Neustrukturierung der Grundausbildung im Heer
Michael Adolf Hochwarta
a Kommando Heer, Strausberg
Ausgangslage
Unseren Rekrutinnen und Rekruten fehlt es zunehmend an den körperlichen Voraussetzungen, um die Anforderungen der Grundausbildung, vor allem im Gefechtsdienst, erfolgreich zu bewältigen. Diese Entwicklung geht mit Veränderungen in unserer Gesellschaft einher. Der Alltag wird immer umfassender technisiert, mit Bewegungsmangel als Folgeerscheinung. Zunehmende Sportabstinenz und zugleich ungünstige Ernährungsgewohnheiten der Heranwachsenden treten dazu. Es ist nicht davon auszugehen, dass sich diese Situation mittelfristig ändern wird.
Soldaten des Heeres müssen für die Erfüllung ihres Auftrages robust, leistungs- und durchhaltefähig sein. Deshalb hat das Heer begonnen, Organisation und Durchführung des Ausbildungsgebietes Körperliche Leistungsfähigkeit (KLF) gezielter auf die Anforderungen des militärischen Dienstes auszurichten. In einem ersten Schritt wurde die Grundausbildung neu strukturiert.
Pilotprojekt Hagenow
Der Inspekteur des Heeres wies im März 2018 an, die körperliche Leistungsfähigkeit der Soldaten zu erhöhen und so ein stabileres Fundament für die militärische Ausbildung zu schaffen. Dabei waren:
- individuelle Trainingszustände bei Diensteintritt zu berücksichtigen,
- nach einem Eingangstest Leistungsgruppen einzuteilen sowie
- ein Trainingsprogramm zu entwickeln.

- **Aufgaben**:
(a) Der Inspekteur des Heeres gab im März 2018 eine Anweisung. Nennen Sie aus dem Lesetext zur Grundausbildung alle Punkte, die dabei zu berücksichtigen waren.
(b) Schreiben Sie den Lesetext zur Grundausbildung im Heer im Anschluss an den letzten Aufzählungspunkt weiter.
Die Daten werden zur Bearbeitung nicht benötigt.

- **Daten**:

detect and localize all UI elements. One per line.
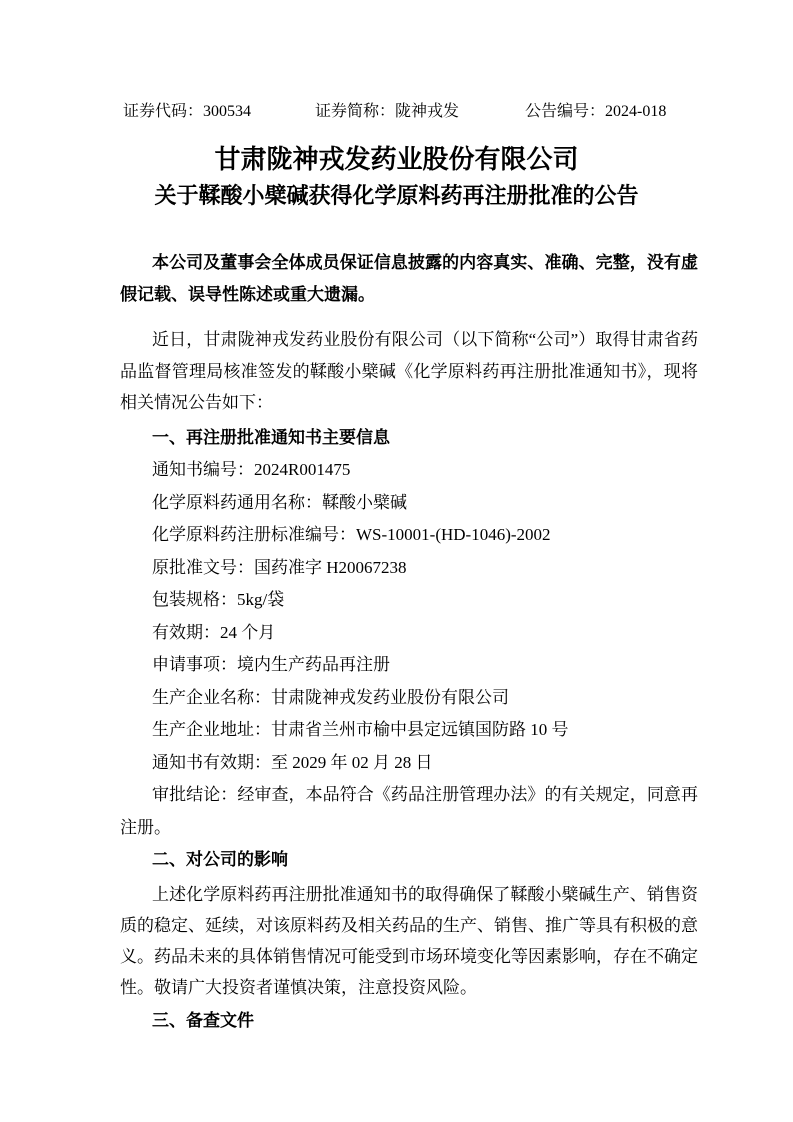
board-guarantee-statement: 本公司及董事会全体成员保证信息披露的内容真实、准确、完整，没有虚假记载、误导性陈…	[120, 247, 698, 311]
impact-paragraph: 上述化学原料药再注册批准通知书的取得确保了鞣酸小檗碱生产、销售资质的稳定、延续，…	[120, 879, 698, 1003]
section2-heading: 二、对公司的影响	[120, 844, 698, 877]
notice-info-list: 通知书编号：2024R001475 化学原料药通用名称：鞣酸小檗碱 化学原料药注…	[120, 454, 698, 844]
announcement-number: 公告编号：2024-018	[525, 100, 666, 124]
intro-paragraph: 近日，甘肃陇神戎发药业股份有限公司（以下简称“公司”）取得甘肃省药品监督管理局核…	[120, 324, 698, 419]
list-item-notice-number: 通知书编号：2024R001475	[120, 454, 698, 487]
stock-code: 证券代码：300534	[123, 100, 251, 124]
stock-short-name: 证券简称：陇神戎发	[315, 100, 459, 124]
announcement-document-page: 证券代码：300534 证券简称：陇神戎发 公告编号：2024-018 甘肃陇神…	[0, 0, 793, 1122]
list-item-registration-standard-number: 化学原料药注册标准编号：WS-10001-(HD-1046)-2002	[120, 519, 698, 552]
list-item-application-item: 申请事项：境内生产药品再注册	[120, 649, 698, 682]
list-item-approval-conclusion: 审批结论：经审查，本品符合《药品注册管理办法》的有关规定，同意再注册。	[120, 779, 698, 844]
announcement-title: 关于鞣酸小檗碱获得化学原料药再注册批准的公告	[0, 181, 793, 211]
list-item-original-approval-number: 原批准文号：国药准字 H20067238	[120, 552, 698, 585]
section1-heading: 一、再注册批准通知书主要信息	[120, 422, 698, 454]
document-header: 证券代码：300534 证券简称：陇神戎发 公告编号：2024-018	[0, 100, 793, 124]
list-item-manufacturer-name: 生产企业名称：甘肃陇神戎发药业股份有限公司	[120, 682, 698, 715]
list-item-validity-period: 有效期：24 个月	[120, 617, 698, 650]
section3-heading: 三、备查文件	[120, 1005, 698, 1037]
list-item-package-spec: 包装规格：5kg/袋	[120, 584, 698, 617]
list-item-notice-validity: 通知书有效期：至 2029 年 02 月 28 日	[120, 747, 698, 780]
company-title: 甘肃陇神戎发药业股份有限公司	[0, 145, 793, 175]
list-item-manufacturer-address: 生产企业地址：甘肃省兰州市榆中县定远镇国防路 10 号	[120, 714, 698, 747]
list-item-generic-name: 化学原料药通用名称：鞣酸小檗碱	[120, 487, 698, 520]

- **Lösungen**:
(a)
- individuelle Trainingszustände bei Diensteintritt berücksichtigen
- nach einem Eingangstest Leistungsgruppen einteilen
- ein Trainingsprogramm entwickeln

(b)
Abb. 1: Das neue Konzept für die Grundausbildung im Heer
In einem Pilotprojekt in der Ausbildungs- und Unterstützungskompanie 401 in Hagenow erprobte das Heer in einem Grundausbildungsdurchgang Maßnahmen, die die Lücke zwischen der körperlichen Leistungsfähigkeit bei Diensteintritt und den körperlichen Anforderungen der Gefechtsausbildung schließen sollten. Das Institut für Präventivmedizin der Bundeswehr begleitete die Maßnahmen wissenschaftlich und wertete sie aus [3].
Die Ergebnisse dieses Pilotprojektes mündeten darin, die Grundausbildung im Heer neu zu strukturieren. Seit dem 1. Mai 2019 wird in den Grundausbildungseinheiten, und seit dem 1. Juni 2019 auch in den Führungsnachwuchsbataillonen nach einem neuen Ausbildungskonzept ausgebildet.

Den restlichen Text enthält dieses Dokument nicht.